» Data shown

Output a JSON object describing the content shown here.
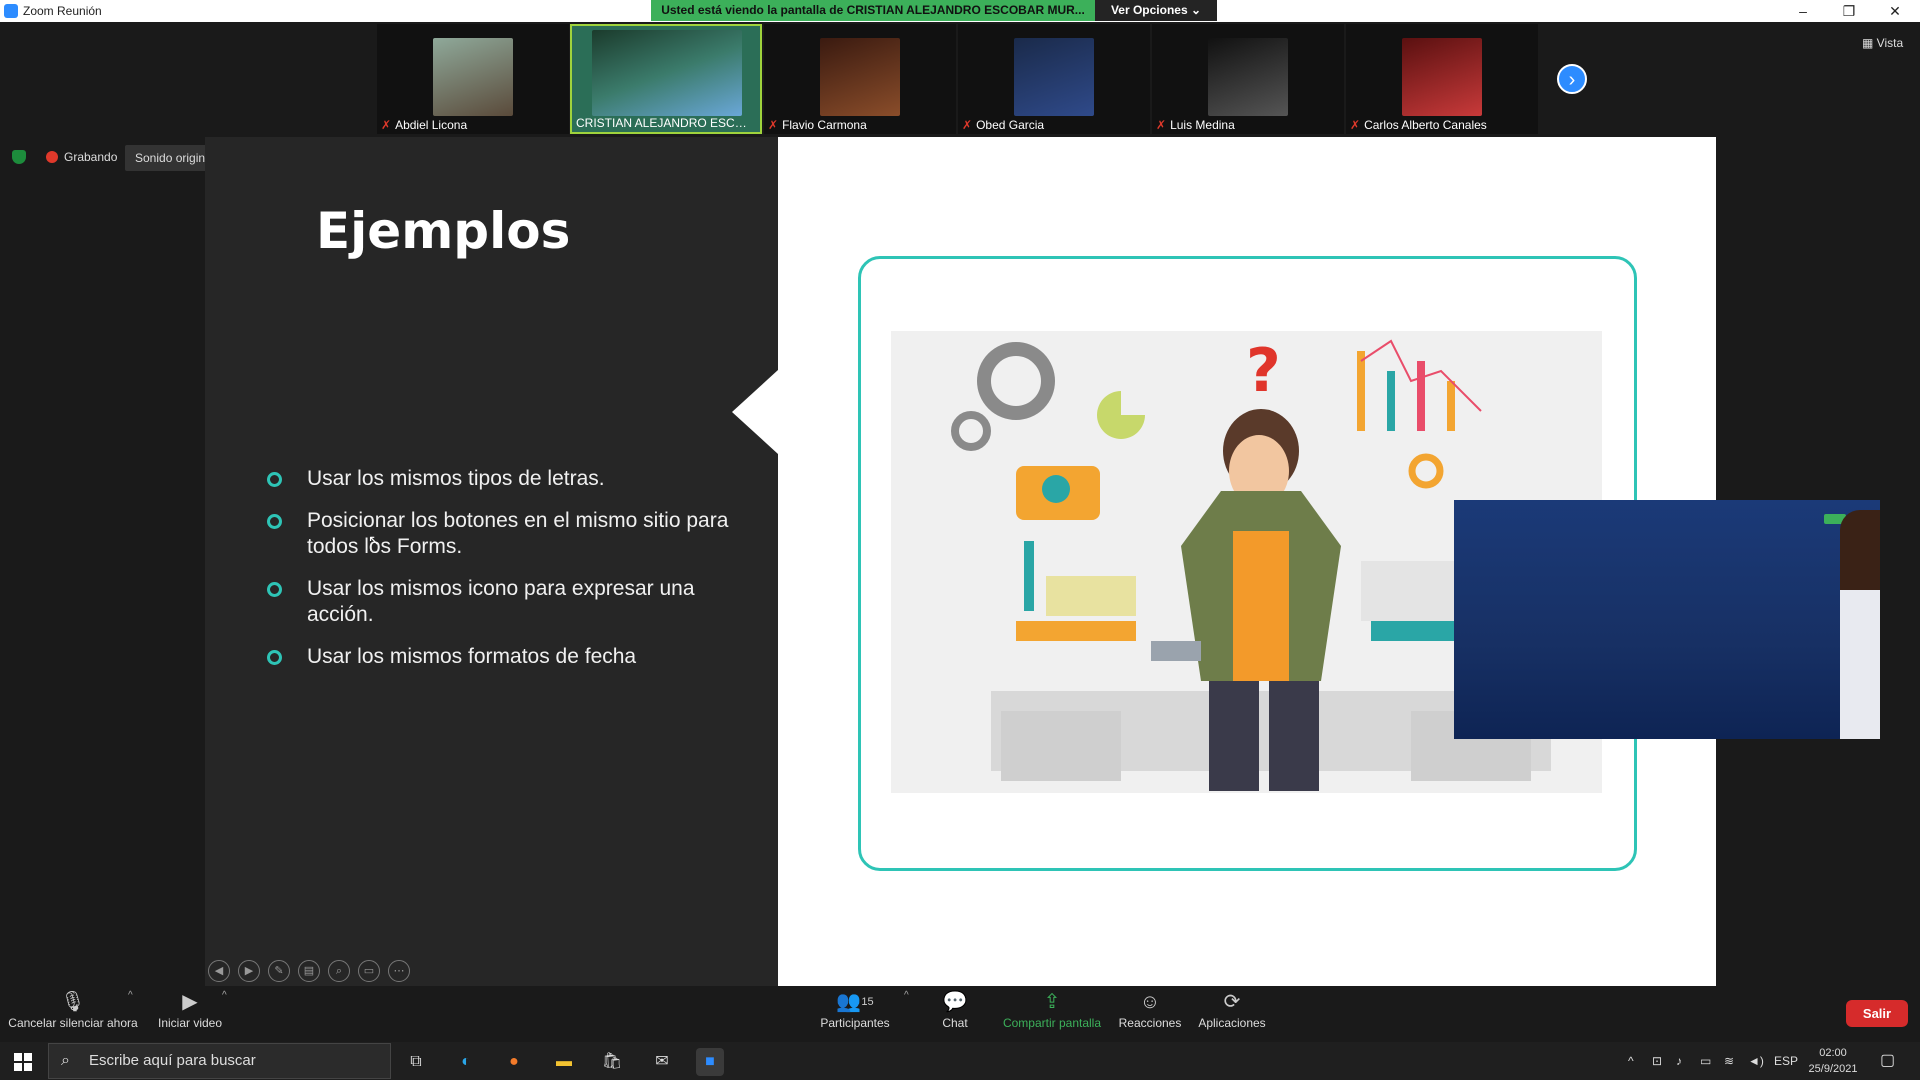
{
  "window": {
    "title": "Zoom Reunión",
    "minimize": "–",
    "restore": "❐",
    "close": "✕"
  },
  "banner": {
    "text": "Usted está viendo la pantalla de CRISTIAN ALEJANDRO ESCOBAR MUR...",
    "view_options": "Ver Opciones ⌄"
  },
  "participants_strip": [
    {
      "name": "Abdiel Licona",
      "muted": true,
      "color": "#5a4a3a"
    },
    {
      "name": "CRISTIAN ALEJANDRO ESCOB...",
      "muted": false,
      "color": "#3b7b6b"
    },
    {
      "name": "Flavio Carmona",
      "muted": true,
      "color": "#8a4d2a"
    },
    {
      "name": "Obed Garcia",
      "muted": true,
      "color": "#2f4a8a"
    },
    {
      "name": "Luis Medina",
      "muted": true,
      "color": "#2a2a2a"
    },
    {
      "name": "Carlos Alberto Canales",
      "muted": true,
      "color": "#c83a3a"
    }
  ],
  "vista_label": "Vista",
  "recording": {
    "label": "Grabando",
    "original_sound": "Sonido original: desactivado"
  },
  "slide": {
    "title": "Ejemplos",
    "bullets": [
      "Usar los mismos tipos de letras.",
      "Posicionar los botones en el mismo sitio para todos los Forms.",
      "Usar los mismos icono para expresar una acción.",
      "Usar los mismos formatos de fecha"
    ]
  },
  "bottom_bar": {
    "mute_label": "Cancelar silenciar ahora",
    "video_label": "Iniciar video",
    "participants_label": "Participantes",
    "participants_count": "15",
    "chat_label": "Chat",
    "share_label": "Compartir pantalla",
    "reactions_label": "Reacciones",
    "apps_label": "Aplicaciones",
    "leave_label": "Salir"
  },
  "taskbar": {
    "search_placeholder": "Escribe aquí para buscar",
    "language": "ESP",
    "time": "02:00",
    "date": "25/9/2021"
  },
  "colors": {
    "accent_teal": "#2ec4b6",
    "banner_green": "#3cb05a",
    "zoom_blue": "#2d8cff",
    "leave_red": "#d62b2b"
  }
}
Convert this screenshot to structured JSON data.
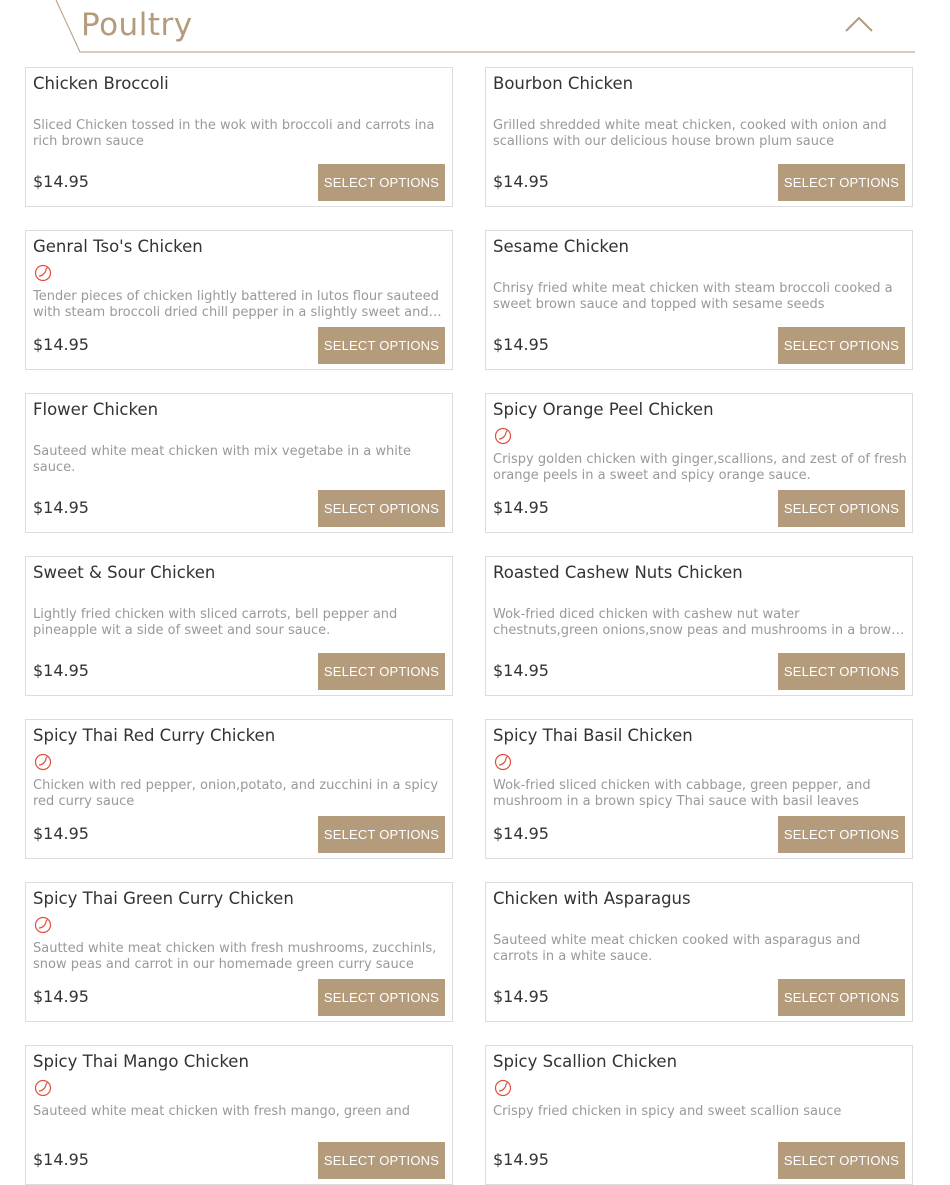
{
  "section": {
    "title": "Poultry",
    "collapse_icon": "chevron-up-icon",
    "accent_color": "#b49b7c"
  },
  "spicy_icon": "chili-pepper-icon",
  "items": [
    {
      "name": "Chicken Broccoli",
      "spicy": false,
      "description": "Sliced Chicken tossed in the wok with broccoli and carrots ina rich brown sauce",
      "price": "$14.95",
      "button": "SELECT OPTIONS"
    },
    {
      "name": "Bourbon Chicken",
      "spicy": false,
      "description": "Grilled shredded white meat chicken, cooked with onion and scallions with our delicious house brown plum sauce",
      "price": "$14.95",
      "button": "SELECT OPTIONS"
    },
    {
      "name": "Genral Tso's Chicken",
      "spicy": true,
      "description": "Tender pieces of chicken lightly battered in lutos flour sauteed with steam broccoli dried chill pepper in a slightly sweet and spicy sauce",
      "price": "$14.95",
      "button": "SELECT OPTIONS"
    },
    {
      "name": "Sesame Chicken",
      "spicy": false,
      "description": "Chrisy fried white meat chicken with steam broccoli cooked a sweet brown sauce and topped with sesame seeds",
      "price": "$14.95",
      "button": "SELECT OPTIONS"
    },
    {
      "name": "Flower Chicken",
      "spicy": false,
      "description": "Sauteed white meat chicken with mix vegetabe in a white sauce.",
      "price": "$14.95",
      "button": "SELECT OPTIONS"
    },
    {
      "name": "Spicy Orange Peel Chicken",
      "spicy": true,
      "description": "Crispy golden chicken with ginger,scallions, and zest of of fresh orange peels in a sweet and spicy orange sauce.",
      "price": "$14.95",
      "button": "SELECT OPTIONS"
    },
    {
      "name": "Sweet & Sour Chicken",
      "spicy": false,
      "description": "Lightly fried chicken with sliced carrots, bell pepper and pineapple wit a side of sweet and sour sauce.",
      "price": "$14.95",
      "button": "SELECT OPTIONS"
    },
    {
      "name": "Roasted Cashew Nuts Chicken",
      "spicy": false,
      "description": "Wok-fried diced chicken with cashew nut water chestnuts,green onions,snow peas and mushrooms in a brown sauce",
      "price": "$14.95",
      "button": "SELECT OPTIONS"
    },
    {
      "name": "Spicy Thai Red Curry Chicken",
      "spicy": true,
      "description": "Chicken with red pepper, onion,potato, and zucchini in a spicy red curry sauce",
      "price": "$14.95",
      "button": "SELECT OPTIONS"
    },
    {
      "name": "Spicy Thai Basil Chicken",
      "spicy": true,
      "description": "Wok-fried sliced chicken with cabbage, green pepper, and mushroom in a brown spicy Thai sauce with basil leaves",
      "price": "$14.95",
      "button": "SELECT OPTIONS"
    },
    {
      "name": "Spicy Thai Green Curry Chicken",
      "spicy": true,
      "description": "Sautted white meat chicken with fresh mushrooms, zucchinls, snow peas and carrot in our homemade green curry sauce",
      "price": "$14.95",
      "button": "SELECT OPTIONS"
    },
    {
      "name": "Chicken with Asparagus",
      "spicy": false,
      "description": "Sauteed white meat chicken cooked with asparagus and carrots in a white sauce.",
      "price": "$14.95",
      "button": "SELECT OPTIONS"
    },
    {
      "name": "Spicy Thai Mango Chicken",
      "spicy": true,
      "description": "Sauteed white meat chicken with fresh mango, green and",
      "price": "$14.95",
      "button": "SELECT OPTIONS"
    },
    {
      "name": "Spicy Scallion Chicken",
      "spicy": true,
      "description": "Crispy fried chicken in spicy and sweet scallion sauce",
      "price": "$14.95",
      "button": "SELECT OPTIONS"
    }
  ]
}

» What is required
Go through the listing above and work out how many lines contain the string "mushrooms". Reply with the number alone.

» Task answer
2